→ **What to produce**:
Scan the lines below for "errorbar"; report the number of lines that contain it, and only that.
--- start of Recorded data ---
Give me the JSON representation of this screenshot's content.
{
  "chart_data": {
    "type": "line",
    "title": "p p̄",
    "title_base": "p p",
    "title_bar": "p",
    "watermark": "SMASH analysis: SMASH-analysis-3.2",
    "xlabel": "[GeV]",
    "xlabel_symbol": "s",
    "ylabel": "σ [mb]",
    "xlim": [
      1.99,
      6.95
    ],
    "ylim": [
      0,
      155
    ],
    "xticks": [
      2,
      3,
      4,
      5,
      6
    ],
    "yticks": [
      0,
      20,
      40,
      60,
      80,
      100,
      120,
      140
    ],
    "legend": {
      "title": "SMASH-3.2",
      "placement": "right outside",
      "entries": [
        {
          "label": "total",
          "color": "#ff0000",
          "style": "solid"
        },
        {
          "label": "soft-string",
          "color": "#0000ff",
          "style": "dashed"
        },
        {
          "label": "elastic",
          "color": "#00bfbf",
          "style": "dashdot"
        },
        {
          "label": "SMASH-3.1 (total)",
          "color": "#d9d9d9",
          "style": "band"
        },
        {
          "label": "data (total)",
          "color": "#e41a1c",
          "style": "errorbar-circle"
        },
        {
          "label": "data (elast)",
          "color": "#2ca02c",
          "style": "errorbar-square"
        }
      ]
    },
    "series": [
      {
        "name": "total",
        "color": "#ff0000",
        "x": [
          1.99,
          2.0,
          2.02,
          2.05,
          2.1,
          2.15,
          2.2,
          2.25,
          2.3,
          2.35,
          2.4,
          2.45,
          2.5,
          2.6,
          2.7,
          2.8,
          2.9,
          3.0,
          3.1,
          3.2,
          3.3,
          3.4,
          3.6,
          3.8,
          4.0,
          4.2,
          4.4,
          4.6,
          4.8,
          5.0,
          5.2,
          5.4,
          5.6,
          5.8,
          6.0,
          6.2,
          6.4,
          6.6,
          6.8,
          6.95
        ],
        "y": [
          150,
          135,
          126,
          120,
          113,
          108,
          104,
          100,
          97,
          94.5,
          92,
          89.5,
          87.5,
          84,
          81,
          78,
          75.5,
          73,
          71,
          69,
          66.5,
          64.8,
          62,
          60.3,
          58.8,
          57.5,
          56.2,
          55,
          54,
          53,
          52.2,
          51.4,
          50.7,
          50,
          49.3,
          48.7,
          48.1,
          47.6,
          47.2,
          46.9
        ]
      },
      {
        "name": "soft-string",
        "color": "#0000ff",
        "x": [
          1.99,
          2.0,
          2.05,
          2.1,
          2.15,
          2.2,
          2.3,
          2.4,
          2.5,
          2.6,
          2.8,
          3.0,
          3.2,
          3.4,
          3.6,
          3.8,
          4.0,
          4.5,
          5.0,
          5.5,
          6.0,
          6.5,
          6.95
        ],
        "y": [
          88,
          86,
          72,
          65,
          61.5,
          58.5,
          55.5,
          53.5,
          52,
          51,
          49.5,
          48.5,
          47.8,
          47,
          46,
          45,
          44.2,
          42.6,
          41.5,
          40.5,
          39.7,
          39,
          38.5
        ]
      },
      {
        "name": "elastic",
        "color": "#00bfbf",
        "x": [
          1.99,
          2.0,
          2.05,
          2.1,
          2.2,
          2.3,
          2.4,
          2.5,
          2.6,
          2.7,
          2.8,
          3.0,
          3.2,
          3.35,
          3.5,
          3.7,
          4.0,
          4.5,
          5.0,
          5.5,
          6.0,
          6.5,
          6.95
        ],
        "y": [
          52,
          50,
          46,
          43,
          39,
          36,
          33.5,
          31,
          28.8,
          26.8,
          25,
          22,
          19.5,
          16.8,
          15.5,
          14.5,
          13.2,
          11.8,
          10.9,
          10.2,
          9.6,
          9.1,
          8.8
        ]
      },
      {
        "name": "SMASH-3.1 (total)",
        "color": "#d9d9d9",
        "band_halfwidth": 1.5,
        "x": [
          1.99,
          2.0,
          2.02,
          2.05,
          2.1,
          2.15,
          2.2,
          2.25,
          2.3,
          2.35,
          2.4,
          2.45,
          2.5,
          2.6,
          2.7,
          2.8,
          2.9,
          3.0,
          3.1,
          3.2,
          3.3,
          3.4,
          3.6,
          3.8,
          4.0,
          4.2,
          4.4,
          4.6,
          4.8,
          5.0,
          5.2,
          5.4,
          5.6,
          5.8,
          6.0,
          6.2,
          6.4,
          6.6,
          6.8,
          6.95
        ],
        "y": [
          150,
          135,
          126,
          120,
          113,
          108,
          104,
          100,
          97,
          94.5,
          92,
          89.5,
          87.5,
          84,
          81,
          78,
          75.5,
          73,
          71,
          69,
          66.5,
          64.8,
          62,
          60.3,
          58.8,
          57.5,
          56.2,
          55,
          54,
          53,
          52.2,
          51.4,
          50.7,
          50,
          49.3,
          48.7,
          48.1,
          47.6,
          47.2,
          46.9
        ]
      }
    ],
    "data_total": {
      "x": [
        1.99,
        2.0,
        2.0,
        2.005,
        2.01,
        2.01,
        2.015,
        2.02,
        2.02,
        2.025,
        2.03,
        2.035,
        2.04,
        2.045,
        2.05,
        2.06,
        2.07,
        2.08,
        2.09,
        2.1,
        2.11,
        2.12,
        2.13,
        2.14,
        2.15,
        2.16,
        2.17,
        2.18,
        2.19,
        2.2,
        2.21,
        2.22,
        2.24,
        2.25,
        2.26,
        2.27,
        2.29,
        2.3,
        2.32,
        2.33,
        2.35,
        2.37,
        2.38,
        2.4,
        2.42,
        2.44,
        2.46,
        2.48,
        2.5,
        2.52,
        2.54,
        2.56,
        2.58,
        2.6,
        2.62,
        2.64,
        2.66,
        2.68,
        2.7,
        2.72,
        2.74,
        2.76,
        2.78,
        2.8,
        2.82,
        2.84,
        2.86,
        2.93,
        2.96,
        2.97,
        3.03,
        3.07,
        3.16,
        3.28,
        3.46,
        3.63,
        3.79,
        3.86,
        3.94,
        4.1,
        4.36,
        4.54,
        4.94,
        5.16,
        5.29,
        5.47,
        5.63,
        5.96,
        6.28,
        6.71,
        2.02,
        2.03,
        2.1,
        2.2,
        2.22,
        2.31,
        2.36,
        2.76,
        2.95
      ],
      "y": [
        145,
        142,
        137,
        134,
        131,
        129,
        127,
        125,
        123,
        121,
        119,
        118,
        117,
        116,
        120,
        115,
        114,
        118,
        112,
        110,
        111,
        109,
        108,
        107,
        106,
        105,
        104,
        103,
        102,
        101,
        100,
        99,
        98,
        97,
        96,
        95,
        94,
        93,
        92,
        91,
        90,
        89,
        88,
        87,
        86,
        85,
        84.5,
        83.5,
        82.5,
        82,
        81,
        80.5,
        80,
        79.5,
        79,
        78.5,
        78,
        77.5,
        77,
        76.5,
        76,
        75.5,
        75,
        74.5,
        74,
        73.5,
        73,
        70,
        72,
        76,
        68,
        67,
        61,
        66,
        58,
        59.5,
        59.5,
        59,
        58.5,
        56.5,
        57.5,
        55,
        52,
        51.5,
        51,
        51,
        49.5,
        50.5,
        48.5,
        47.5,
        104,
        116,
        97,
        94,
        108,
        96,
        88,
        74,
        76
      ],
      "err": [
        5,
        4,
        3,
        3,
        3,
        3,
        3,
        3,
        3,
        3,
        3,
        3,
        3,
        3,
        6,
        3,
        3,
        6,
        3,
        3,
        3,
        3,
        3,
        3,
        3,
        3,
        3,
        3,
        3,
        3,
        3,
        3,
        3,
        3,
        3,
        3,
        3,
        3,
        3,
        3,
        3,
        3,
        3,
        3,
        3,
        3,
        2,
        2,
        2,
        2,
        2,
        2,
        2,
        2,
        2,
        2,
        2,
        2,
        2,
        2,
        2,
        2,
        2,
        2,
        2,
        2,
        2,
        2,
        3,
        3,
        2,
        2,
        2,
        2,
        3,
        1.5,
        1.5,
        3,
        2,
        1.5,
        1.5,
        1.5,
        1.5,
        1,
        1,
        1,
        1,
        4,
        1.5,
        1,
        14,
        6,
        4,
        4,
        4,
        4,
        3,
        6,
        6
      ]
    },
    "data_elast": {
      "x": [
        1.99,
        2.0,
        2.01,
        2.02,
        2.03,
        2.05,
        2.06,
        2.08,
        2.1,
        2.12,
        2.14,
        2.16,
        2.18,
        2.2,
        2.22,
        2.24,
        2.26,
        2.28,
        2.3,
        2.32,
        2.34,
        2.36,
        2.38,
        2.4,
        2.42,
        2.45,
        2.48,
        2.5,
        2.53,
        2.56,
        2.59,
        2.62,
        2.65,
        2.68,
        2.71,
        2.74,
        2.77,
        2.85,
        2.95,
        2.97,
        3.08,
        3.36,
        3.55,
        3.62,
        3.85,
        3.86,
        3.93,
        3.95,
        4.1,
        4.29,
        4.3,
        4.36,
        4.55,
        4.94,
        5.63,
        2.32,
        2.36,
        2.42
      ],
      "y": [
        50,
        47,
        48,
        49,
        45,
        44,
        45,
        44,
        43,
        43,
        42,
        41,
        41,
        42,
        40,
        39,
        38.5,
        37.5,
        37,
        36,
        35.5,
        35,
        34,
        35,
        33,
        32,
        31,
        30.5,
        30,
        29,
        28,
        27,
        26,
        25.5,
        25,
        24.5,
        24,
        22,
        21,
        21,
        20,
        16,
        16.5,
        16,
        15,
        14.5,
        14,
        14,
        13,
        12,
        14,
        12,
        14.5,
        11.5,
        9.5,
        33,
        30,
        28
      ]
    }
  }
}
--- end of Recorded data ---
→ **Worked solution**:
2